--- START EXCERPTED TEXT ---

HW: Yeah, it’s super interesting, isn’t it? And I think it’s like you say it’s a very obvious upsell to kind of sell into your customer base a connectivity product because that’s in very, very high demand these days. But you make a really good point. And as you’ve said, we’ve got experience in some of these types of projects. And I think one of the things that is going to be interesting to see how this, you know, how this story unfolds connectivity product into the travel industry is the question around the margins of a roaming product.

And as everyone knows margins, everyone in the telco industry knows that margins within a roaming business case are obviously quite thin. And so, it’s ensuring that the pricing can be right so that there is enough to go around for all parties involved because it’s a complex environment as well.


PK: It is.


HW: There’s a lot of parties involved in a roaming product.


PK: It is, so of course. Partnering is a key of doing something like this but also being able to distribute the margins that are a bit slim and reaching a certain volume. Of course. When it comes to roaming, volume is important.


HW: Yeah, absolutely. It’s everything, isn’t it?


PK: Yeah.


HW: Yeah, it’s the economics. Yeah, economies of scale. Super interesting. You know, I, I think that we talked about it before, but we’re gonna see the revenue pie growing.


PK: Yeah.


HW: From services like this and just from my own personal experiences, I have I think 7 or 8 eSIMs on my iPhone now and maybe another 3 or 4 on my Android device because I’ve got two and I switch between different eSIM profiles depending on the need that I have. And what’s really interesting is that, for me, previously I would just have left my phone off or I would have not enabled it roaming in in the settings. Whereas now I have a French SIM, I have a Nigerian eSIM, I have a Canadian and US North America eSIM and I switch them on, you know whenever I need to. And previously I would have just left them off because my national UK plan, again not naming any names. But you go to any major destination and the roaming fees could be quite exorbitant.


PK: Yep.

HW: Slightly to do with Brexit as well. And the fact that the UK is no longer within the Roam-like-at-home initiative. But touching on the point before about the revenue pie growing. For me, this is creating an opportunity for new revenue to be coming online for operators which wouldn’t have been there before because people, consumers just wouldn’t have turned it on.


PK: Yeah, it’s increasing the overall data consumption, quite simply, and this is what people want. And also getting back to the airline case, the airlines have the subscriber right there when they see the need. It’s a really attractive point to be selling roaming data capabilities, but that it changes the behaviour of the consumer quite drastically to keep using the normal data you would no matter where you are because it becomes easy and more affordable and you get a good proposal or a good offer from somebody and of course, you’re going to take it because we do want to be online.


HW: Absolutely, absolutely. Very good. One thing that I feel like I want to mention is a statistic that we’ve got here which is around the UK no longer being a part of Roam-like-at-home. So, in 2022 Brits accumulated over £539 million in unexpected roaming charges, facing real uncertainty using mobile abroad, an issue that could be avoided with eSIM.

So, I think just an interesting statistic and a very relevant use case that I just had last week, a friend of mine who was going over to go skiing in France. He sent me a message and said, can you tell me about some eSIM roaming services that I can use? So obviously, I pointed him to the ones that were relevant for Mobilise. I’ve got to get some feedback from him to see how it went. But yeah, I mean something that roaming for UK consumers just wasn’t an issue 3 or 4 years ago.

--- END EXCERPTED TEXT ---
--- START DATA LINES ---

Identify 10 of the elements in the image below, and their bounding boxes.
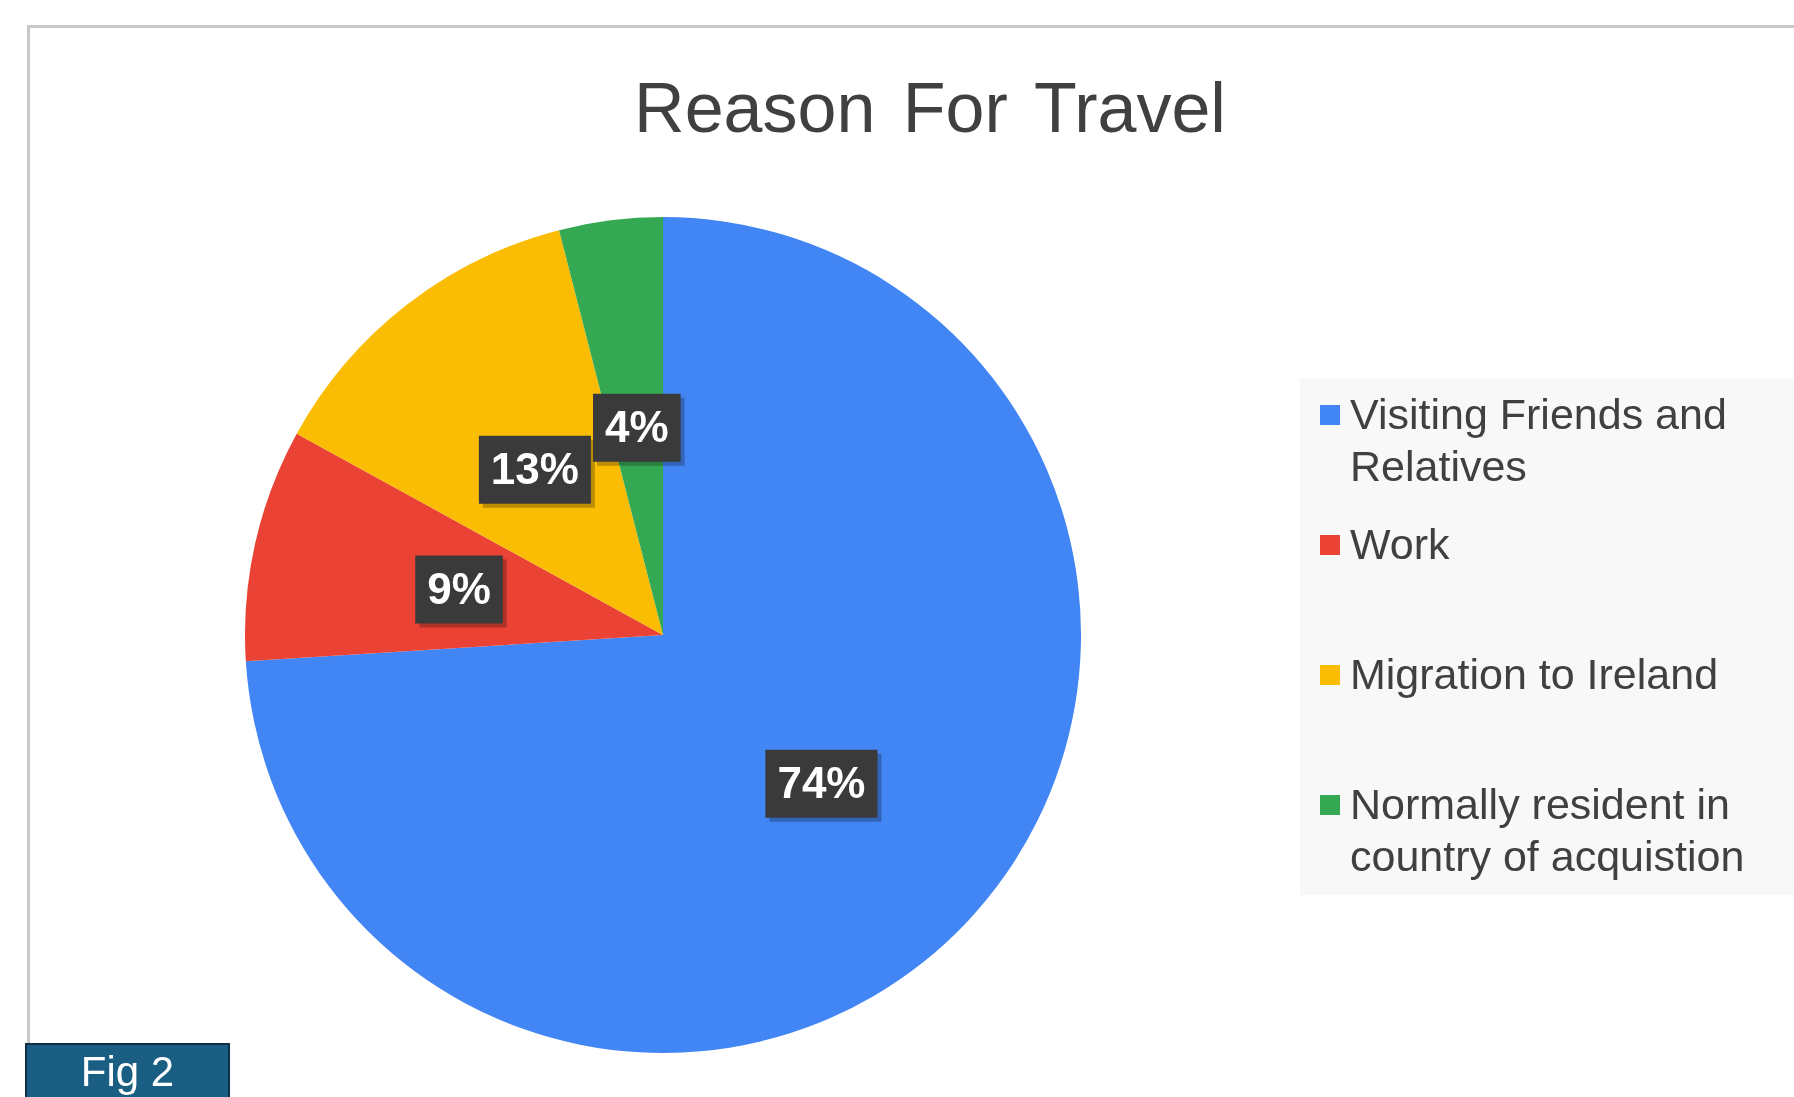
legend-label: Visiting Friends and Relatives — [1350, 389, 1728, 492]
legend-label: Work — [1350, 519, 1450, 570]
data-label: 9% — [427, 563, 491, 613]
caption: Fig 2 — [25, 1043, 230, 1097]
data-label: 4% — [605, 401, 669, 451]
chart-title: Reason For Travel — [633, 68, 1227, 148]
data-label: 74% — [777, 757, 866, 807]
legend-label: Migration to Ireland — [1350, 649, 1719, 700]
legend-label: Normally resident in country of acquistion — [1350, 779, 1746, 882]
data-label: 13% — [490, 444, 579, 493]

--- END DATA LINES ---

_THE TASK_
Answer these questions from the eSIM roaming conversation:
1. How many eSIMs does HW say are on the iPhone?
2. How much did Brits accumulate in unexpected roaming charges in 2022?
3. What was HW's friend going to France to do?
The records are separate material.

_OUTPUT BELOW_
1. 7 or 8
2. Over £539 million
3. Go skiing